= Short problem =
Exact reproduction of the data is required, with images excluded.

= Task data =

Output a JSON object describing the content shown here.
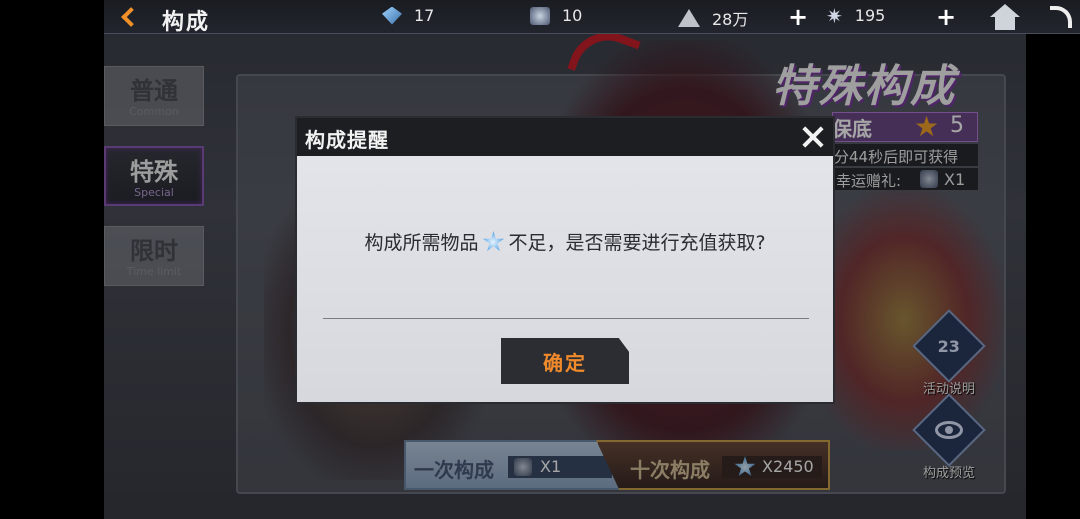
{
  "header": {
    "title": "构成",
    "resources": [
      {
        "icon": "gem-icon",
        "value": "17"
      },
      {
        "icon": "core-icon",
        "value": "10"
      },
      {
        "icon": "triangle-currency-icon",
        "value": "28万"
      },
      {
        "icon": "star-crystal-icon",
        "value": "195"
      }
    ]
  },
  "tabs": [
    {
      "zh": "普通",
      "en": "Common",
      "active": false
    },
    {
      "zh": "特殊",
      "en": "Special",
      "active": true
    },
    {
      "zh": "限时",
      "en": "Time limit",
      "active": false
    }
  ],
  "banner": {
    "title": "特殊构成",
    "pity_label": "保底",
    "pity_count": "5",
    "timer": "分44秒后即可获得",
    "gift_label": "幸运赠礼:",
    "gift_count": "X1"
  },
  "side_buttons": {
    "event_info": {
      "icon_text": "23",
      "label": "活动说明"
    },
    "preview": {
      "label": "构成预览"
    }
  },
  "pulls": {
    "single": {
      "label": "一次构成",
      "cost": "X1"
    },
    "ten": {
      "label": "十次构成",
      "cost": "X2450"
    }
  },
  "dialog": {
    "title": "构成提醒",
    "message_before": "构成所需物品",
    "message_after": "不足，是否需要进行充值获取?",
    "confirm_label": "确定"
  },
  "colors": {
    "accent_orange": "#f08a2a",
    "special_purple": "#8a5ab0",
    "dialog_header": "#1d1e22"
  }
}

= Solution for this task =
Output a JSON object describing the content shown here.
{
  "header": {
    "title": "构成",
    "resources": [
      {
        "icon": "gem-icon",
        "value": "17"
      },
      {
        "icon": "core-icon",
        "value": "10"
      },
      {
        "icon": "triangle-currency-icon",
        "value": "28万"
      },
      {
        "icon": "star-crystal-icon",
        "value": "195"
      }
    ]
  },
  "tabs": [
    {
      "zh": "普通",
      "en": "Common",
      "active": false
    },
    {
      "zh": "特殊",
      "en": "Special",
      "active": true
    },
    {
      "zh": "限时",
      "en": "Time limit",
      "active": false
    }
  ],
  "banner": {
    "title": "特殊构成",
    "pity_label": "保底",
    "pity_count": "5",
    "timer": "分44秒后即可获得",
    "gift_label": "幸运赠礼:",
    "gift_count": "X1"
  },
  "side_buttons": {
    "event_info": {
      "icon_text": "23",
      "label": "活动说明"
    },
    "preview": {
      "label": "构成预览"
    }
  },
  "pulls": {
    "single": {
      "label": "一次构成",
      "cost": "X1"
    },
    "ten": {
      "label": "十次构成",
      "cost": "X2450"
    }
  },
  "dialog": {
    "title": "构成提醒",
    "message_before": "构成所需物品",
    "message_after": "不足，是否需要进行充值获取?",
    "confirm_label": "确定"
  },
  "colors": {
    "accent_orange": "#f08a2a",
    "special_purple": "#8a5ab0",
    "dialog_header": "#1d1e22"
  }
}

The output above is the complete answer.